(Stored entries)

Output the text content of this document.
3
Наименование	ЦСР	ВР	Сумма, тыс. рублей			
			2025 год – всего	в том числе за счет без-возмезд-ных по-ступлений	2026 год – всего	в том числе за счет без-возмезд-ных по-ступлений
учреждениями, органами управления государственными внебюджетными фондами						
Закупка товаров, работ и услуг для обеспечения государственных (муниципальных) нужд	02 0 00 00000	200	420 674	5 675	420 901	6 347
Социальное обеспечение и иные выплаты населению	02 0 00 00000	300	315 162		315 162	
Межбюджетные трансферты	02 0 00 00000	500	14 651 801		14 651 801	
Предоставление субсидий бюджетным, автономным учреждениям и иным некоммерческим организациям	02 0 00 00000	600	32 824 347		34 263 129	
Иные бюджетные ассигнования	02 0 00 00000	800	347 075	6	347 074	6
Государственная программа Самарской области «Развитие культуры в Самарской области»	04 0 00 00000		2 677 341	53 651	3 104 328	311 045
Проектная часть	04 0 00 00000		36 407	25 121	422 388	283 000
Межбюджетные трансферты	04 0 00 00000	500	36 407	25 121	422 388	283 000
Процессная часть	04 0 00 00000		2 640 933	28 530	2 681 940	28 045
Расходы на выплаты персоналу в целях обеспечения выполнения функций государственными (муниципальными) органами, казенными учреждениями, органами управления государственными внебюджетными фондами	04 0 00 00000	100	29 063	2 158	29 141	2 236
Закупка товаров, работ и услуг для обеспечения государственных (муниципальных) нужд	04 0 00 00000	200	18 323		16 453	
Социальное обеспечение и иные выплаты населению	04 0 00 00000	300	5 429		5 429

EXERCISE DIRECTIONS
Transcribe every entry exactly.

RESULT OF THIS TASK
Output the text content of this document.
3
Наименование	ЦСР	ВР	Сумма, тыс. рублей			
			2025 год – всего	в том числе за счет без-возмезд-ных по-ступлений	2026 год – всего	в том числе за счет без-возмезд-ных по-ступлений
учреждениями, органами управления государственными внебюджетными фондами						
Закупка товаров, работ и услуг для обеспечения государственных (муниципальных) нужд	02 0 00 00000	200	420 674	5 675	420 901	6 347
Социальное обеспечение и иные выплаты населению	02 0 00 00000	300	315 162		315 162	
Межбюджетные трансферты	02 0 00 00000	500	14 651 801		14 651 801	
Предоставление субсидий бюджетным, автономным учреждениям и иным некоммерческим организациям	02 0 00 00000	600	32 824 347		34 263 129	
Иные бюджетные ассигнования	02 0 00 00000	800	347 075	6	347 074	6
Государственная программа Самарской области «Развитие культуры в Самарской области»	04 0 00 00000		2 677 341	53 651	3 104 328	311 045
Проектная часть	04 0 00 00000		36 407	25 121	422 388	283 000
Межбюджетные трансферты	04 0 00 00000	500	36 407	25 121	422 388	283 000
Процессная часть	04 0 00 00000		2 640 933	28 530	2 681 940	28 045
Расходы на выплаты персоналу в целях обеспечения выполнения функций государственными (муниципальными) органами, казенными учреждениями, органами управления государственными внебюджетными фондами	04 0 00 00000	100	29 063	2 158	29 141	2 236
Закупка товаров, работ и услуг для обеспечения государственных (муниципальных) нужд	04 0 00 00000	200	18 323		16 453	
Социальное обеспечение и иные выплаты населению	04 0 00 00000	300	5 429		5 429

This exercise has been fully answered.